| Stored records |
## begin

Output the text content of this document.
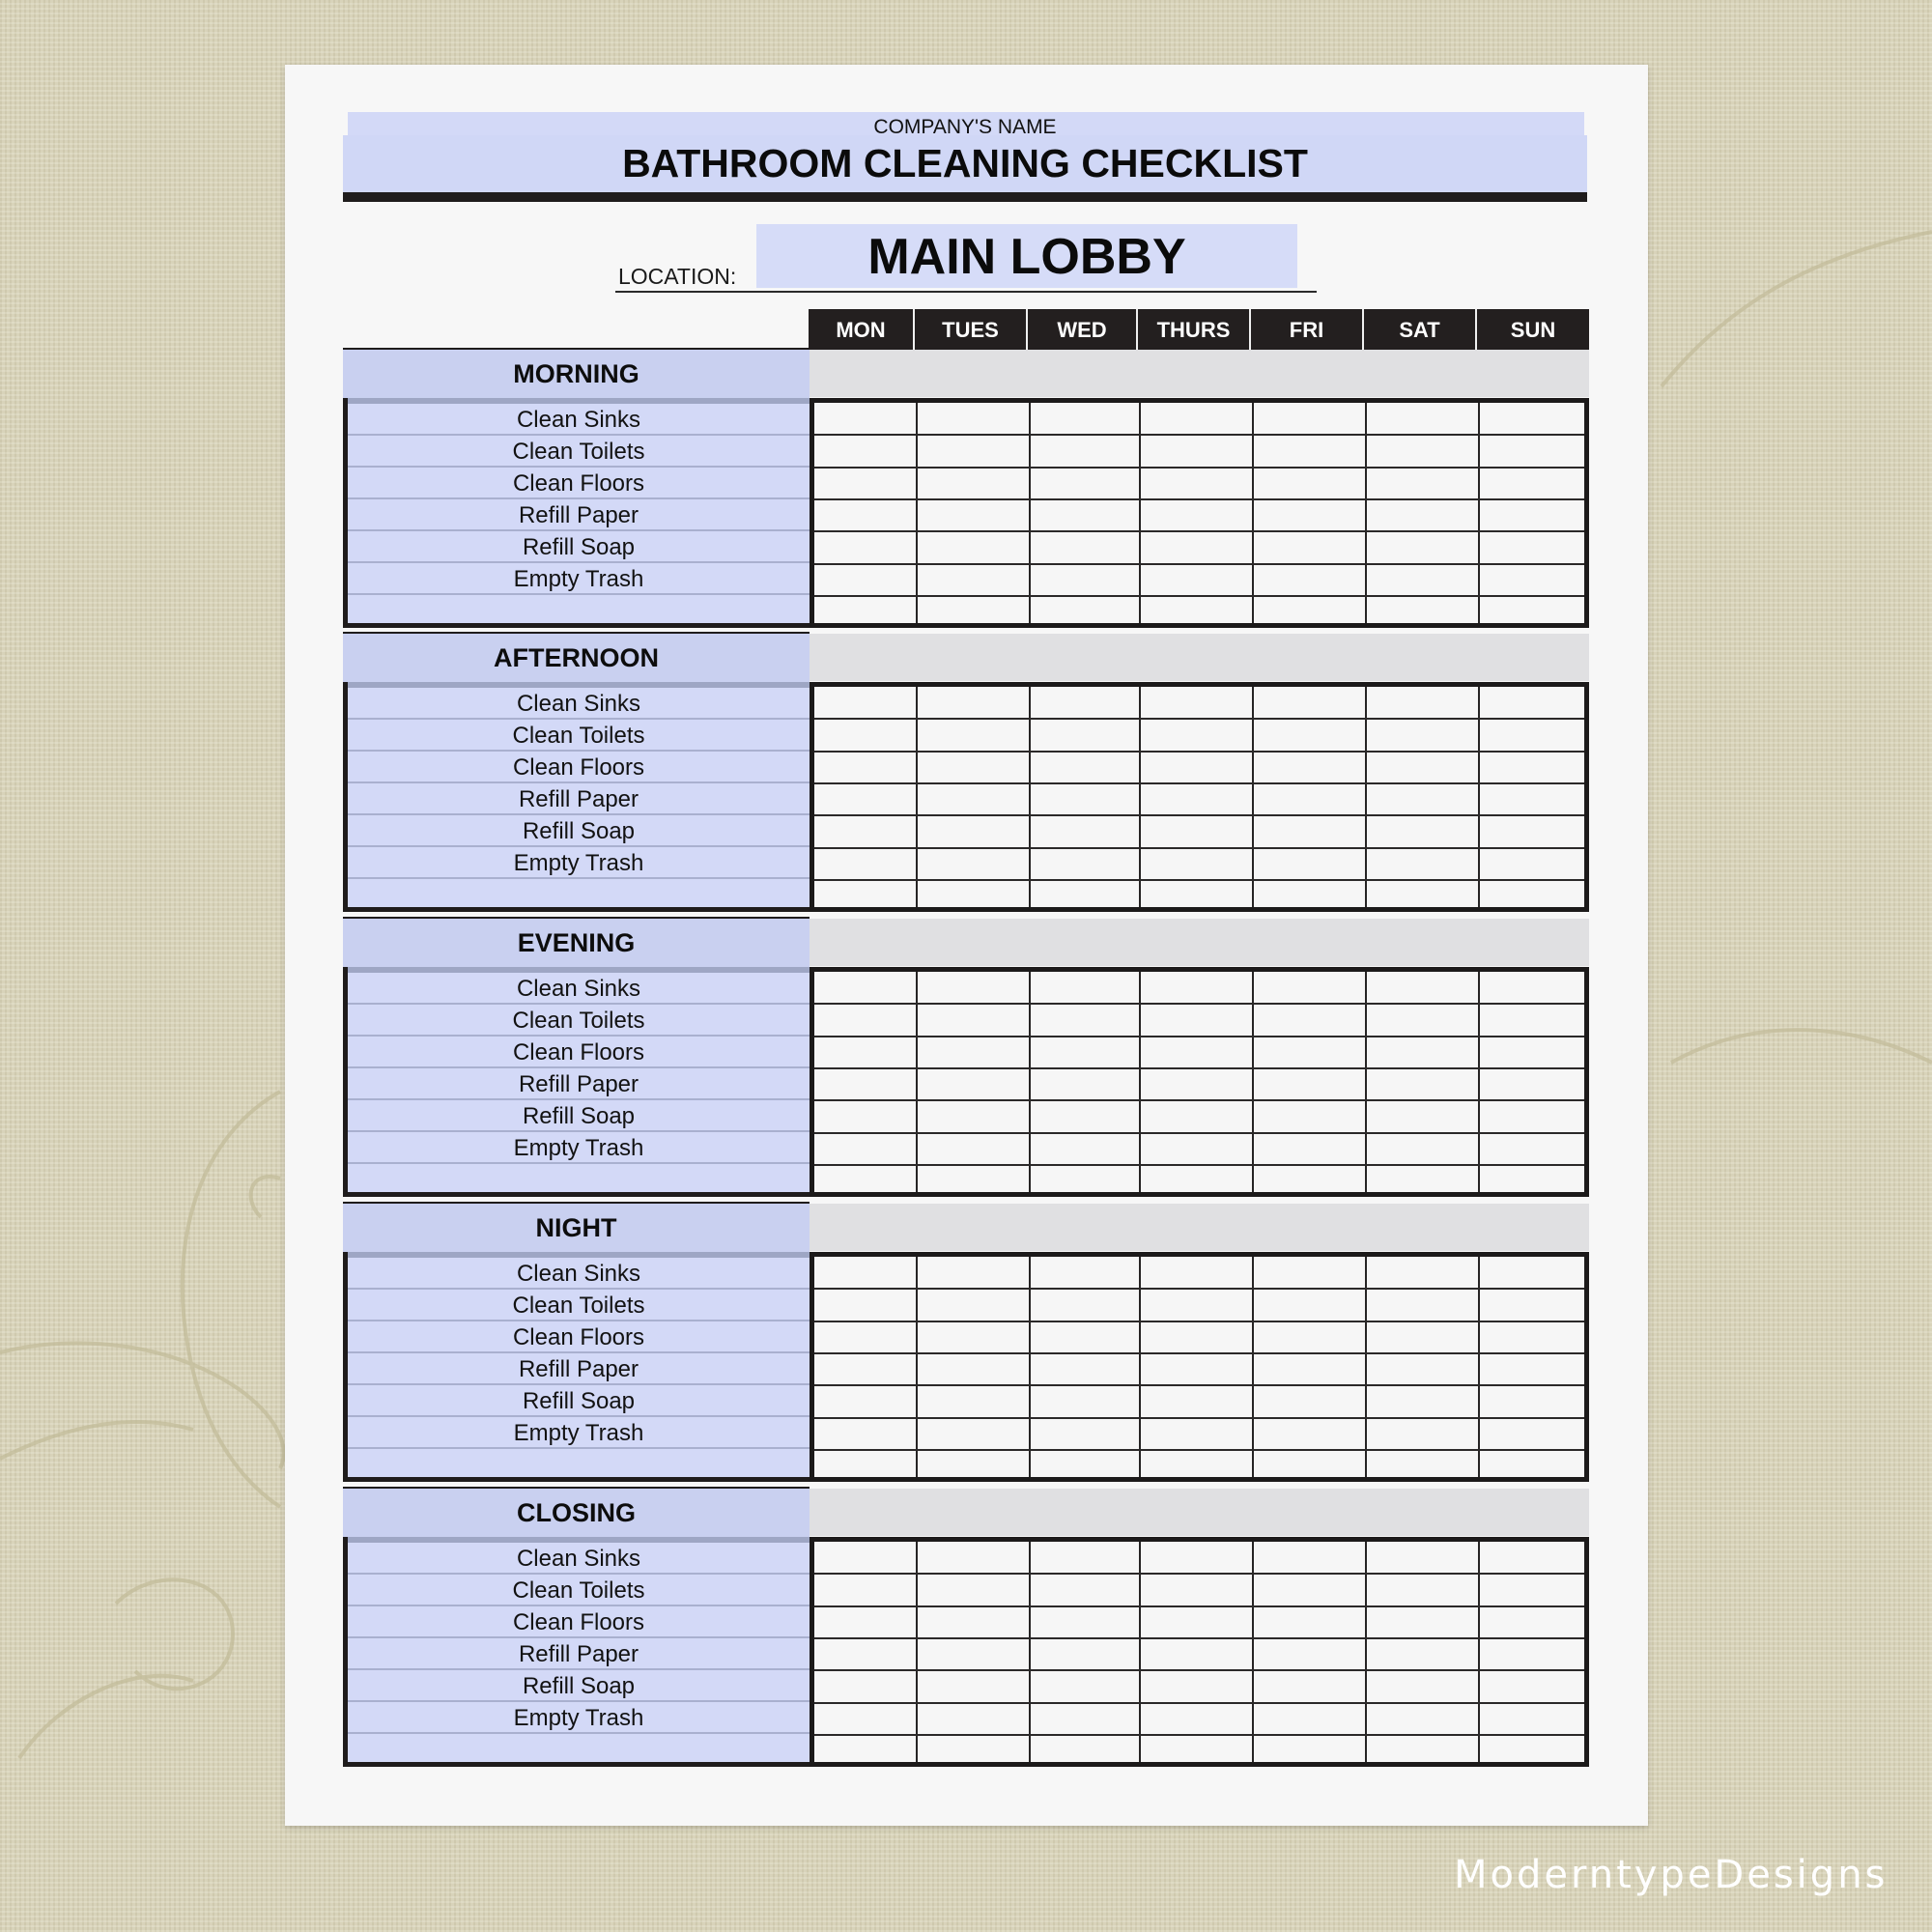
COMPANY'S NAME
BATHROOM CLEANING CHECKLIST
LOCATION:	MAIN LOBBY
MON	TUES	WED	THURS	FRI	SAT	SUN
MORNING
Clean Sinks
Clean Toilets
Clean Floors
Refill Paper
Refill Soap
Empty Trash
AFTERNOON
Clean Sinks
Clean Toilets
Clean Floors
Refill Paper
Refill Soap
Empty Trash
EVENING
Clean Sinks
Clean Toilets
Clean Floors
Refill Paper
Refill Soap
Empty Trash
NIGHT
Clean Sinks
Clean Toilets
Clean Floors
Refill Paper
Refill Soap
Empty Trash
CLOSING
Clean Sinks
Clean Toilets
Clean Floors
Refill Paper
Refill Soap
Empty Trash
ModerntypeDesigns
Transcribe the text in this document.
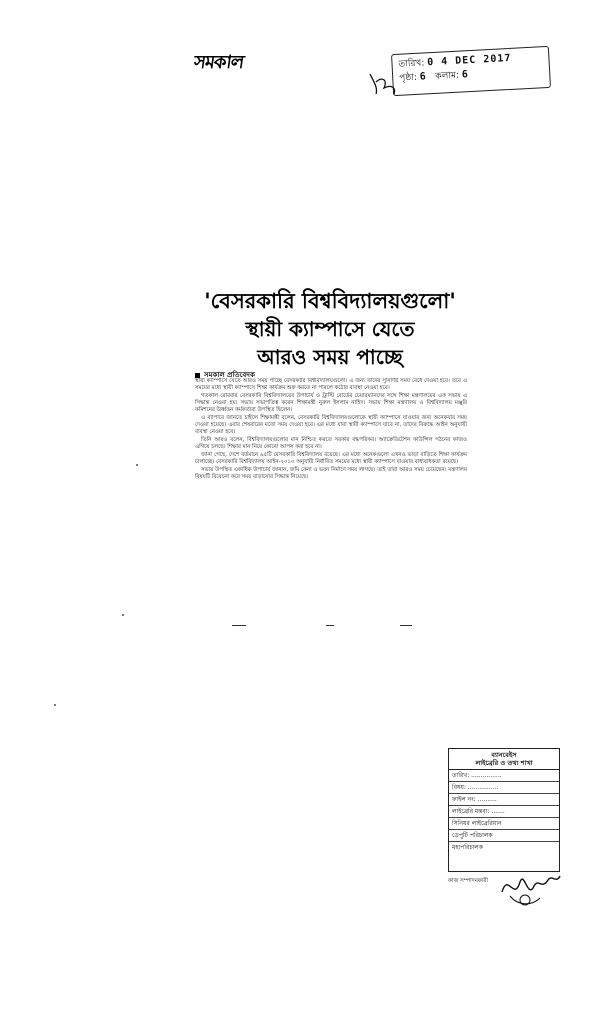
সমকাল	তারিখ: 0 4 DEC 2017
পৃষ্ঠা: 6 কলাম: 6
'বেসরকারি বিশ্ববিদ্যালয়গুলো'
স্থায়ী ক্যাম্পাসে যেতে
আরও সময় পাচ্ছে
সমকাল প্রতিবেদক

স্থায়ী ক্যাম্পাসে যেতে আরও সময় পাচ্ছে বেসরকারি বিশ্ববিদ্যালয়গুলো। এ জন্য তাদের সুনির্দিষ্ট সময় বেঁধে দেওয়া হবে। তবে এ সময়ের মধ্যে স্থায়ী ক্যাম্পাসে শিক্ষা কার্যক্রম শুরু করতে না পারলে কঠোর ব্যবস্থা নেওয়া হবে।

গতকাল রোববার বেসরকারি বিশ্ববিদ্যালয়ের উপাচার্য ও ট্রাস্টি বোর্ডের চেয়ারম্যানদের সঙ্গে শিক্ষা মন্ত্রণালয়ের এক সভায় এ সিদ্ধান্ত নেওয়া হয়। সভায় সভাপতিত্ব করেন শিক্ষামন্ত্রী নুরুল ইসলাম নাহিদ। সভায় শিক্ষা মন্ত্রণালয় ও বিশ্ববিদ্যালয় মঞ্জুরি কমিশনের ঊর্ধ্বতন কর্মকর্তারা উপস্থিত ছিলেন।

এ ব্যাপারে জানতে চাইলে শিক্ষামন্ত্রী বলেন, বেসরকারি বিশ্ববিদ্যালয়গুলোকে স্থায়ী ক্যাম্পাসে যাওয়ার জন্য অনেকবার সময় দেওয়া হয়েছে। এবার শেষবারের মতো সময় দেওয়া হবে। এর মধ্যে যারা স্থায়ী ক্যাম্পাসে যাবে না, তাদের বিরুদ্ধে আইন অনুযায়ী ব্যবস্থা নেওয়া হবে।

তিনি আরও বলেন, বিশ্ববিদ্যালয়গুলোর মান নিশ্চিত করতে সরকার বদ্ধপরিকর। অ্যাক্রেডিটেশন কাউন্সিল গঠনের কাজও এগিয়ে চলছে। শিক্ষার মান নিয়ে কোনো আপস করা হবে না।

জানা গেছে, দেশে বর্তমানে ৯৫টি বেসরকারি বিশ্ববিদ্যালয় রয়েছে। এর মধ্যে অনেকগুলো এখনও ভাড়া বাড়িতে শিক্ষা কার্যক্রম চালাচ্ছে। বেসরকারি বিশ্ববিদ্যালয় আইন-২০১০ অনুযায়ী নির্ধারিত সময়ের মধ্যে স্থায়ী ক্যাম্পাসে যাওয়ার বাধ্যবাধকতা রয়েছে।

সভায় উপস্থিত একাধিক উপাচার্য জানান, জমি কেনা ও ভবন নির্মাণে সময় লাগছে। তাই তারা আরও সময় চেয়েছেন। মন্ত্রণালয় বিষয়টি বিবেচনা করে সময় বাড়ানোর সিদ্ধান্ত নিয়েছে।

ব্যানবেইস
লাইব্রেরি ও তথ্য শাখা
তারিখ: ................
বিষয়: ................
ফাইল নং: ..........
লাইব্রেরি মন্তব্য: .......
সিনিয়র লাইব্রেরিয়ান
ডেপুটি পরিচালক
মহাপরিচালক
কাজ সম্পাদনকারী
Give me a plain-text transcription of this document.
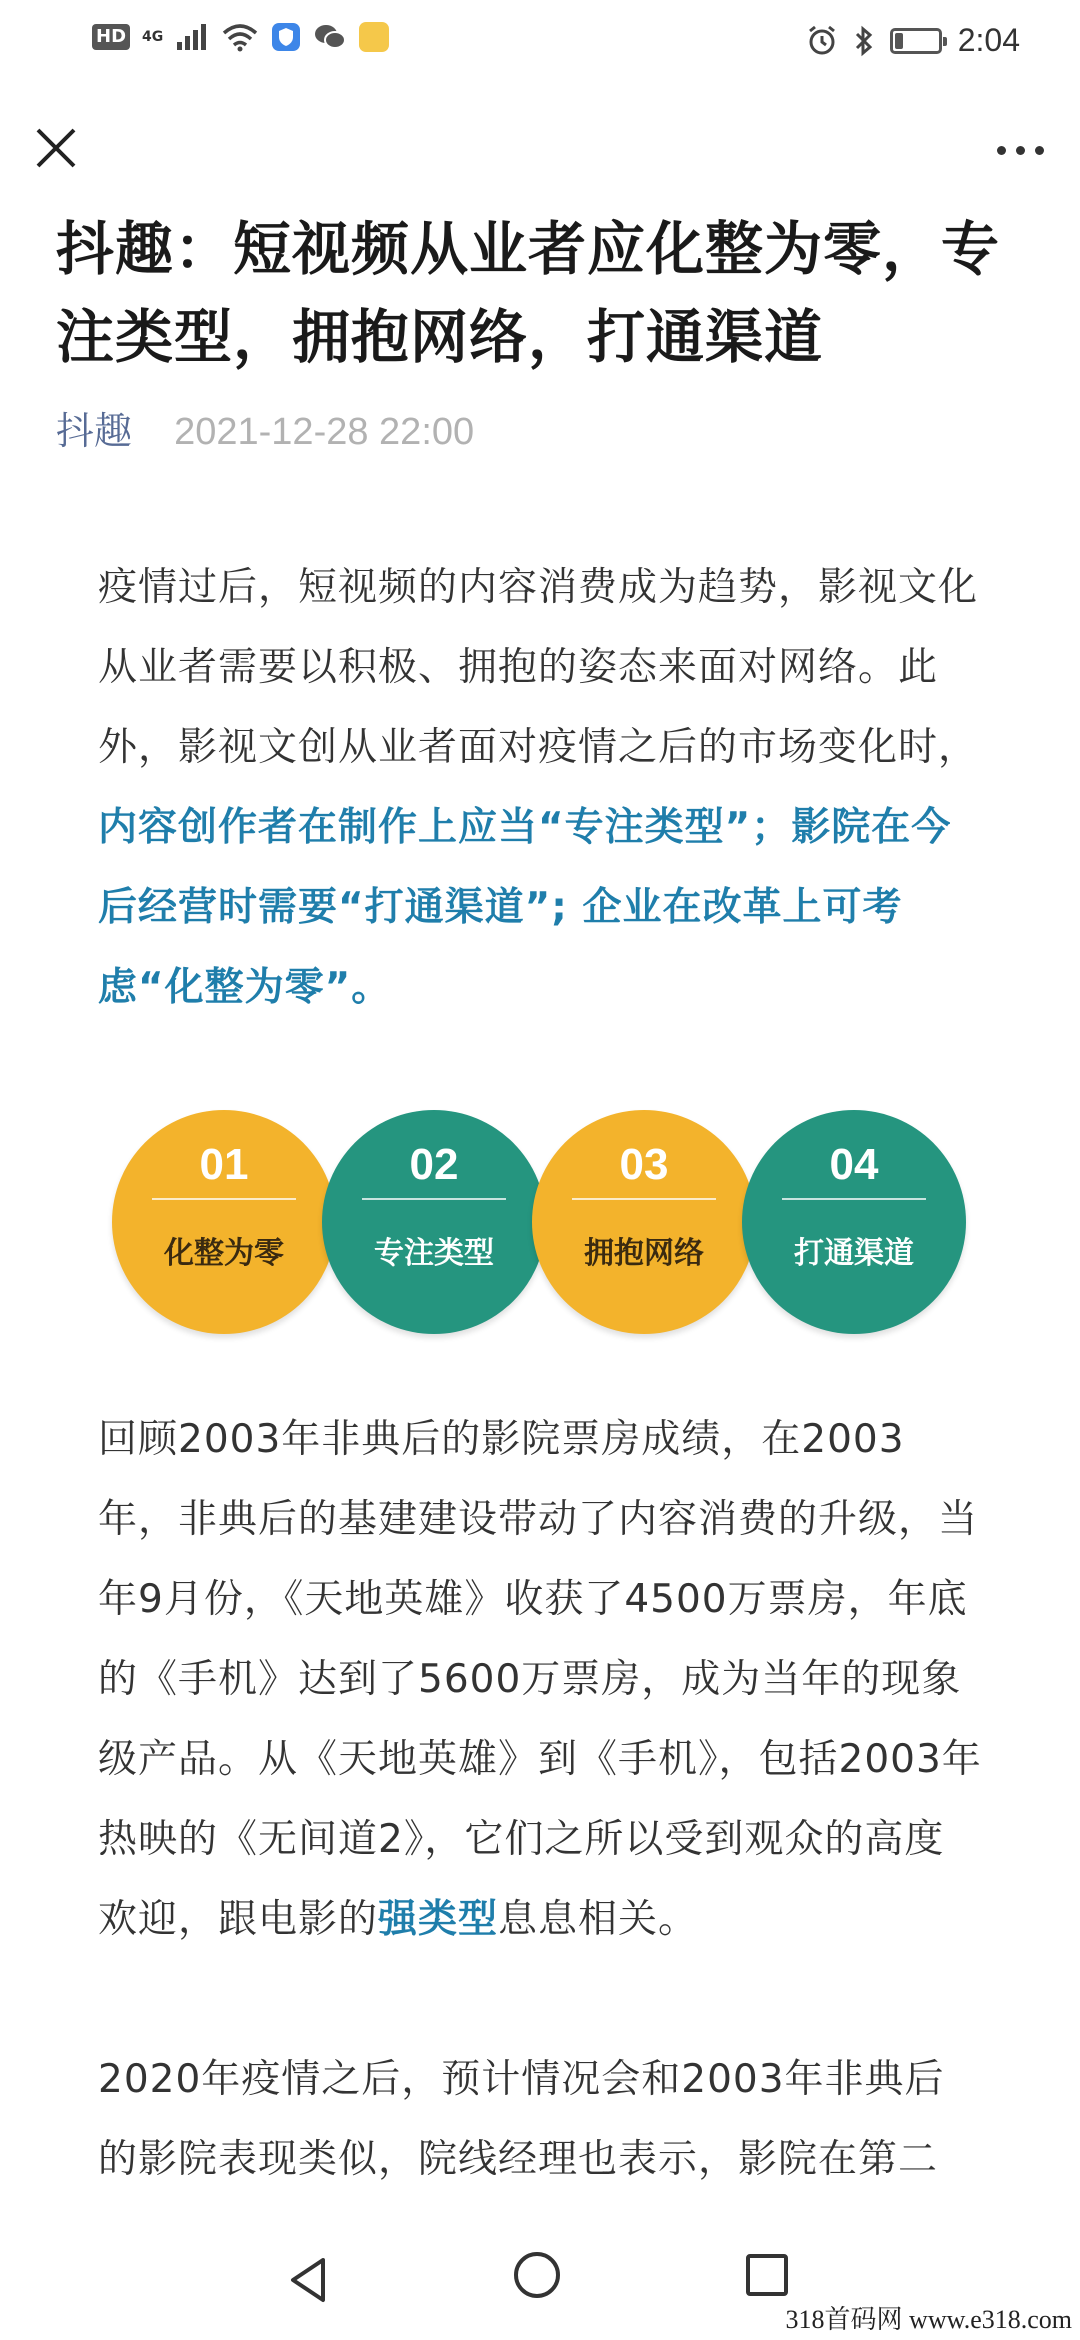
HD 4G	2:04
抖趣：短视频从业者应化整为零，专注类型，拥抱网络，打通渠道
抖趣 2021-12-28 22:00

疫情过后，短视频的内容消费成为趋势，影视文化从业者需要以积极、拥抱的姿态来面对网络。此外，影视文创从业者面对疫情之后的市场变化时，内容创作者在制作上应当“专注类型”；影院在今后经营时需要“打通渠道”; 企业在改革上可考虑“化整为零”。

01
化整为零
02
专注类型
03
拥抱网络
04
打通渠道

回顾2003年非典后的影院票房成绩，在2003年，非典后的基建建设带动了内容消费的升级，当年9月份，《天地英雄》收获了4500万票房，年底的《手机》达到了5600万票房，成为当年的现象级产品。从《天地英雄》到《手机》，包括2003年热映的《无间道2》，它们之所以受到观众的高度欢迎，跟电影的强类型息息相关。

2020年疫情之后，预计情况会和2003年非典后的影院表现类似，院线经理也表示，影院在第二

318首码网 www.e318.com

## end

| Exercise prompt |
Repeat the listing verbatim. Skip the pictures.

| Written response |
Output the text content of this document.
COMPANY'S NAME
BATHROOM CLEANING CHECKLIST
LOCATION:	MAIN LOBBY
MON	TUES	WED	THURS	FRI	SAT	SUN
MORNING
Clean Sinks
Clean Toilets
Clean Floors
Refill Paper
Refill Soap
Empty Trash
AFTERNOON
Clean Sinks
Clean Toilets
Clean Floors
Refill Paper
Refill Soap
Empty Trash
EVENING
Clean Sinks
Clean Toilets
Clean Floors
Refill Paper
Refill Soap
Empty Trash
NIGHT
Clean Sinks
Clean Toilets
Clean Floors
Refill Paper
Refill Soap
Empty Trash
CLOSING
Clean Sinks
Clean Toilets
Clean Floors
Refill Paper
Refill Soap
Empty Trash
ModerntypeDesigns
Transcribe the text in this document.
সমকাল	তারিখ: 0 4 DEC 2017
পৃষ্ঠা: 6 কলাম: 6
'বেসরকারি বিশ্ববিদ্যালয়গুলো'
স্থায়ী ক্যাম্পাসে যেতে
আরও সময় পাচ্ছে
সমকাল প্রতিবেদক

স্থায়ী ক্যাম্পাসে যেতে আরও সময় পাচ্ছে বেসরকারি বিশ্ববিদ্যালয়গুলো। এ জন্য তাদের সুনির্দিষ্ট সময় বেঁধে দেওয়া হবে। তবে এ সময়ের মধ্যে স্থায়ী ক্যাম্পাসে শিক্ষা কার্যক্রম শুরু করতে না পারলে কঠোর ব্যবস্থা নেওয়া হবে।

গতকাল রোববার বেসরকারি বিশ্ববিদ্যালয়ের উপাচার্য ও ট্রাস্টি বোর্ডের চেয়ারম্যানদের সঙ্গে শিক্ষা মন্ত্রণালয়ের এক সভায় এ সিদ্ধান্ত নেওয়া হয়। সভায় সভাপতিত্ব করেন শিক্ষামন্ত্রী নুরুল ইসলাম নাহিদ। সভায় শিক্ষা মন্ত্রণালয় ও বিশ্ববিদ্যালয় মঞ্জুরি কমিশনের ঊর্ধ্বতন কর্মকর্তারা উপস্থিত ছিলেন।

এ ব্যাপারে জানতে চাইলে শিক্ষামন্ত্রী বলেন, বেসরকারি বিশ্ববিদ্যালয়গুলোকে স্থায়ী ক্যাম্পাসে যাওয়ার জন্য অনেকবার সময় দেওয়া হয়েছে। এবার শেষবারের মতো সময় দেওয়া হবে। এর মধ্যে যারা স্থায়ী ক্যাম্পাসে যাবে না, তাদের বিরুদ্ধে আইন অনুযায়ী ব্যবস্থা নেওয়া হবে।

তিনি আরও বলেন, বিশ্ববিদ্যালয়গুলোর মান নিশ্চিত করতে সরকার বদ্ধপরিকর। অ্যাক্রেডিটেশন কাউন্সিল গঠনের কাজও এগিয়ে চলছে। শিক্ষার মান নিয়ে কোনো আপস করা হবে না।

জানা গেছে, দেশে বর্তমানে ৯৫টি বেসরকারি বিশ্ববিদ্যালয় রয়েছে। এর মধ্যে অনেকগুলো এখনও ভাড়া বাড়িতে শিক্ষা কার্যক্রম চালাচ্ছে। বেসরকারি বিশ্ববিদ্যালয় আইন-২০১০ অনুযায়ী নির্ধারিত সময়ের মধ্যে স্থায়ী ক্যাম্পাসে যাওয়ার বাধ্যবাধকতা রয়েছে।

সভায় উপস্থিত একাধিক উপাচার্য জানান, জমি কেনা ও ভবন নির্মাণে সময় লাগছে। তাই তারা আরও সময় চেয়েছেন। মন্ত্রণালয় বিষয়টি বিবেচনা করে সময় বাড়ানোর সিদ্ধান্ত নিয়েছে।

ব্যানবেইস
লাইব্রেরি ও তথ্য শাখা
তারিখ: ................
বিষয়: ................
ফাইল নং: ..........
লাইব্রেরি মন্তব্য: .......
সিনিয়র লাইব্রেরিয়ান
ডেপুটি পরিচালক
মহাপরিচালক
কাজ সম্পাদনকারী
Give me a plain-text transcription of this document.
HD 4G	2:04
抖趣：短视频从业者应化整为零，专注类型，拥抱网络，打通渠道
抖趣 2021-12-28 22:00

疫情过后，短视频的内容消费成为趋势，影视文化从业者需要以积极、拥抱的姿态来面对网络。此外，影视文创从业者面对疫情之后的市场变化时，内容创作者在制作上应当“专注类型”；影院在今后经营时需要“打通渠道”; 企业在改革上可考虑“化整为零”。

01
化整为零
02
专注类型
03
拥抱网络
04
打通渠道

回顾2003年非典后的影院票房成绩，在2003年，非典后的基建建设带动了内容消费的升级，当年9月份，《天地英雄》收获了4500万票房，年底的《手机》达到了5600万票房，成为当年的现象级产品。从《天地英雄》到《手机》，包括2003年热映的《无间道2》，它们之所以受到观众的高度欢迎，跟电影的强类型息息相关。

2020年疫情之后，预计情况会和2003年非典后的影院表现类似，院线经理也表示，影院在第二

318首码网 www.e318.com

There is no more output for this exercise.